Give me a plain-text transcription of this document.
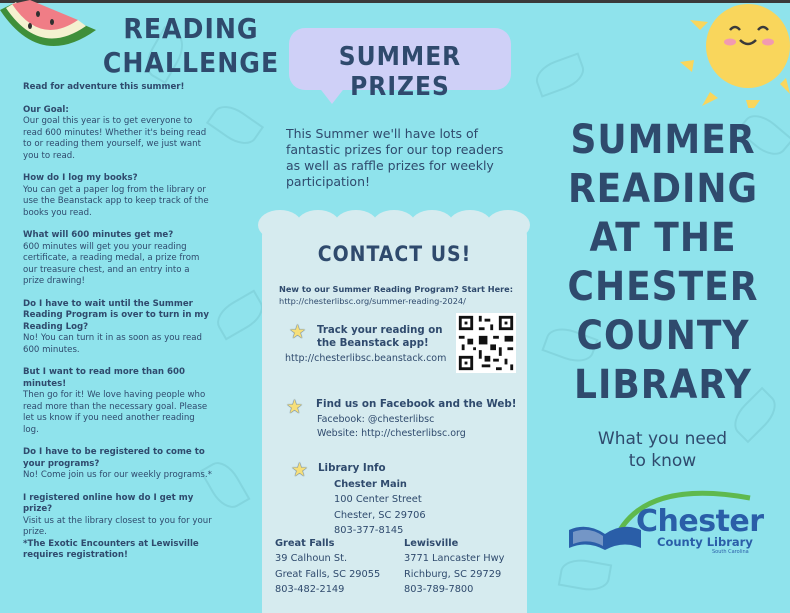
READING
CHALLENGE

Read for adventure this summer!

Our Goal:

Our goal this year is to get everyone to read 600 minutes! Whether it's being read to or reading them yourself, we just want you to read.

How do I log my books?

You can get a paper log from the library or use the Beanstack app to keep track of the books you read.

What will 600 minutes get me?

600 minutes will get you your reading certificate, a reading medal, a prize from our treasure chest, and an entry into a prize drawing!

Do I have to wait until the Summer Reading Program is over to turn in my Reading Log?

No! You can turn it in as soon as you read 600 minutes.

But I want to read more than 600 minutes!

Then go for it! We love having people who read more than the necessary goal. Please let us know if you need another reading log.

Do I have to be registered to come to your programs?

No! Come join us for our weekly programs.*

I registered online how do I get my prize?

Visit us at the library closest to you for your prize.

*The Exotic Encounters at Lewisville requires registration!

SUMMER PRIZES
This Summer we'll have lots of fantastic prizes for our top readers as well as raffle prizes for weekly participation!
CONTACT US!
New to our Summer Reading Program? Start Here:
http://chesterlibsc.org/summer-reading-2024/
★ Track your reading on the Beanstack app!
http://chesterlibsc.beanstack.com
★ Find us on Facebook and the Web!
Facebook: @chesterlibsc
Website: http://chesterlibsc.org
★ Library Info
Chester Main
100 Center Street
Chester, SC 29706
803-377-8145
Great Falls
39 Calhoun St.
Great Falls, SC 29055
803-482-2149
Lewisville
3771 Lancaster Hwy
Richburg, SC 29729
803-789-7800
SUMMER
READING
AT THE
CHESTER
COUNTY
LIBRARY
What you need
to know
Chester
County Library
South Carolina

### EXERCISE
Every record above should be written out again exactly; the pictures stay out of the copy.

### OUTPUT BELOW
Give me a plain-text transcription of this document.
READING
CHALLENGE

Read for adventure this summer!

Our Goal:

Our goal this year is to get everyone to read 600 minutes! Whether it's being read to or reading them yourself, we just want you to read.

How do I log my books?

You can get a paper log from the library or use the Beanstack app to keep track of the books you read.

What will 600 minutes get me?

600 minutes will get you your reading certificate, a reading medal, a prize from our treasure chest, and an entry into a prize drawing!

Do I have to wait until the Summer Reading Program is over to turn in my Reading Log?

No! You can turn it in as soon as you read 600 minutes.

But I want to read more than 600 minutes!

Then go for it! We love having people who read more than the necessary goal. Please let us know if you need another reading log.

Do I have to be registered to come to your programs?

No! Come join us for our weekly programs.*

I registered online how do I get my prize?

Visit us at the library closest to you for your prize.

*The Exotic Encounters at Lewisville requires registration!

SUMMER PRIZES
This Summer we'll have lots of fantastic prizes for our top readers as well as raffle prizes for weekly participation!
CONTACT US!
New to our Summer Reading Program? Start Here:
http://chesterlibsc.org/summer-reading-2024/
★ Track your reading on the Beanstack app!
http://chesterlibsc.beanstack.com
★ Find us on Facebook and the Web!
Facebook: @chesterlibsc
Website: http://chesterlibsc.org
★ Library Info
Chester Main
100 Center Street
Chester, SC 29706
803-377-8145
Great Falls
39 Calhoun St.
Great Falls, SC 29055
803-482-2149
Lewisville
3771 Lancaster Hwy
Richburg, SC 29729
803-789-7800
SUMMER
READING
AT THE
CHESTER
COUNTY
LIBRARY
What you need
to know
Chester
County Library
South Carolina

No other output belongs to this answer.